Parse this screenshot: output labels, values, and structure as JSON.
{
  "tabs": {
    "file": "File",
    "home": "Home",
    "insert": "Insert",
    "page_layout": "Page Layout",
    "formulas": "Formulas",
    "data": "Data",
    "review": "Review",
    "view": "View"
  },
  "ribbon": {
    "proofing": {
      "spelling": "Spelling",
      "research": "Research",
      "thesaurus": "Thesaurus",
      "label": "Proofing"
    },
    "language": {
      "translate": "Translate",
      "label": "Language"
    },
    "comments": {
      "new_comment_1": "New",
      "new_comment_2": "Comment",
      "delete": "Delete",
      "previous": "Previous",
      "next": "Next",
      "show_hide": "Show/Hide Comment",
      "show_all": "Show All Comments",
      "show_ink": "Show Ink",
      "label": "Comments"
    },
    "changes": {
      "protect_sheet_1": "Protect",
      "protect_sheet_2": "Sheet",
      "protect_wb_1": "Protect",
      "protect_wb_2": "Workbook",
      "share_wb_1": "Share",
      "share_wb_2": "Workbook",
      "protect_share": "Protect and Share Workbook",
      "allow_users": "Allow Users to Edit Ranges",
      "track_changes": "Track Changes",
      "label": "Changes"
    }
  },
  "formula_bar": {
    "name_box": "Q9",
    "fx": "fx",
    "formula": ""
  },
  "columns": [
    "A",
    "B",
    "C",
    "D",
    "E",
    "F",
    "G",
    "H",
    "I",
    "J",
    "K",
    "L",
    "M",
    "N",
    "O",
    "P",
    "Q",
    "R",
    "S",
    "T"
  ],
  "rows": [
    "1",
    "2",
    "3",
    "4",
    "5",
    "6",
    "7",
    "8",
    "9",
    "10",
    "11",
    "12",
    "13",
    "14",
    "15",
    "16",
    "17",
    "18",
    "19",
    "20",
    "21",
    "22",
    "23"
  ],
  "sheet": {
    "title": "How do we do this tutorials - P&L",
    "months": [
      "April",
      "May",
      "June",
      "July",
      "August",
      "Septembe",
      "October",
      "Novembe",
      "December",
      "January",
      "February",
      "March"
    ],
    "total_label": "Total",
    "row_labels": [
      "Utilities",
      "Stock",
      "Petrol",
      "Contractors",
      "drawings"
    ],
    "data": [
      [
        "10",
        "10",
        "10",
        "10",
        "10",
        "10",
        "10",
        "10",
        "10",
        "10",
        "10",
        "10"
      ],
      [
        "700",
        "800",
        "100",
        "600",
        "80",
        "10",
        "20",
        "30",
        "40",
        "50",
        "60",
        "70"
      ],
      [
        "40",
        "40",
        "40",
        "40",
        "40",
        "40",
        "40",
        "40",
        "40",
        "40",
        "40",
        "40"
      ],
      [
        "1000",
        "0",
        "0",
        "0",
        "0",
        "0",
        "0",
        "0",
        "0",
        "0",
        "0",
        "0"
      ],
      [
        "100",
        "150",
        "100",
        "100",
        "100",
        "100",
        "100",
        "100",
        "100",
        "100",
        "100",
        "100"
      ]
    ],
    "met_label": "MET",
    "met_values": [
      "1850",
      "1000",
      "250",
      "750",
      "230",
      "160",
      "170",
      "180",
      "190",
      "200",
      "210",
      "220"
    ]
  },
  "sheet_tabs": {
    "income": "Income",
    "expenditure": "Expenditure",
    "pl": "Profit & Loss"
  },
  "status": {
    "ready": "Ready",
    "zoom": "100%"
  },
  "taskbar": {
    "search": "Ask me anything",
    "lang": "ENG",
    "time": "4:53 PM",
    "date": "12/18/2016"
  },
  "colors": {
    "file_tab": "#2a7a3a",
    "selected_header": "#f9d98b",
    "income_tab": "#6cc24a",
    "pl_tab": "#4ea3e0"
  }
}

____

WRITTEN EXERCISE:
Repeat all of the records above exactly as written.

RESULT OF THE TASK:
Parse this screenshot: output labels, values, and structure as JSON.
{
  "tabs": {
    "file": "File",
    "home": "Home",
    "insert": "Insert",
    "page_layout": "Page Layout",
    "formulas": "Formulas",
    "data": "Data",
    "review": "Review",
    "view": "View"
  },
  "ribbon": {
    "proofing": {
      "spelling": "Spelling",
      "research": "Research",
      "thesaurus": "Thesaurus",
      "label": "Proofing"
    },
    "language": {
      "translate": "Translate",
      "label": "Language"
    },
    "comments": {
      "new_comment_1": "New",
      "new_comment_2": "Comment",
      "delete": "Delete",
      "previous": "Previous",
      "next": "Next",
      "show_hide": "Show/Hide Comment",
      "show_all": "Show All Comments",
      "show_ink": "Show Ink",
      "label": "Comments"
    },
    "changes": {
      "protect_sheet_1": "Protect",
      "protect_sheet_2": "Sheet",
      "protect_wb_1": "Protect",
      "protect_wb_2": "Workbook",
      "share_wb_1": "Share",
      "share_wb_2": "Workbook",
      "protect_share": "Protect and Share Workbook",
      "allow_users": "Allow Users to Edit Ranges",
      "track_changes": "Track Changes",
      "label": "Changes"
    }
  },
  "formula_bar": {
    "name_box": "Q9",
    "fx": "fx",
    "formula": ""
  },
  "columns": [
    "A",
    "B",
    "C",
    "D",
    "E",
    "F",
    "G",
    "H",
    "I",
    "J",
    "K",
    "L",
    "M",
    "N",
    "O",
    "P",
    "Q",
    "R",
    "S",
    "T"
  ],
  "rows": [
    "1",
    "2",
    "3",
    "4",
    "5",
    "6",
    "7",
    "8",
    "9",
    "10",
    "11",
    "12",
    "13",
    "14",
    "15",
    "16",
    "17",
    "18",
    "19",
    "20",
    "21",
    "22",
    "23"
  ],
  "sheet": {
    "title": "How do we do this tutorials - P&L",
    "months": [
      "April",
      "May",
      "June",
      "July",
      "August",
      "Septembe",
      "October",
      "Novembe",
      "December",
      "January",
      "February",
      "March"
    ],
    "total_label": "Total",
    "row_labels": [
      "Utilities",
      "Stock",
      "Petrol",
      "Contractors",
      "drawings"
    ],
    "data": [
      [
        "10",
        "10",
        "10",
        "10",
        "10",
        "10",
        "10",
        "10",
        "10",
        "10",
        "10",
        "10"
      ],
      [
        "700",
        "800",
        "100",
        "600",
        "80",
        "10",
        "20",
        "30",
        "40",
        "50",
        "60",
        "70"
      ],
      [
        "40",
        "40",
        "40",
        "40",
        "40",
        "40",
        "40",
        "40",
        "40",
        "40",
        "40",
        "40"
      ],
      [
        "1000",
        "0",
        "0",
        "0",
        "0",
        "0",
        "0",
        "0",
        "0",
        "0",
        "0",
        "0"
      ],
      [
        "100",
        "150",
        "100",
        "100",
        "100",
        "100",
        "100",
        "100",
        "100",
        "100",
        "100",
        "100"
      ]
    ],
    "met_label": "MET",
    "met_values": [
      "1850",
      "1000",
      "250",
      "750",
      "230",
      "160",
      "170",
      "180",
      "190",
      "200",
      "210",
      "220"
    ]
  },
  "sheet_tabs": {
    "income": "Income",
    "expenditure": "Expenditure",
    "pl": "Profit & Loss"
  },
  "status": {
    "ready": "Ready",
    "zoom": "100%"
  },
  "taskbar": {
    "search": "Ask me anything",
    "lang": "ENG",
    "time": "4:53 PM",
    "date": "12/18/2016"
  },
  "colors": {
    "file_tab": "#2a7a3a",
    "selected_header": "#f9d98b",
    "income_tab": "#6cc24a",
    "pl_tab": "#4ea3e0"
  }
}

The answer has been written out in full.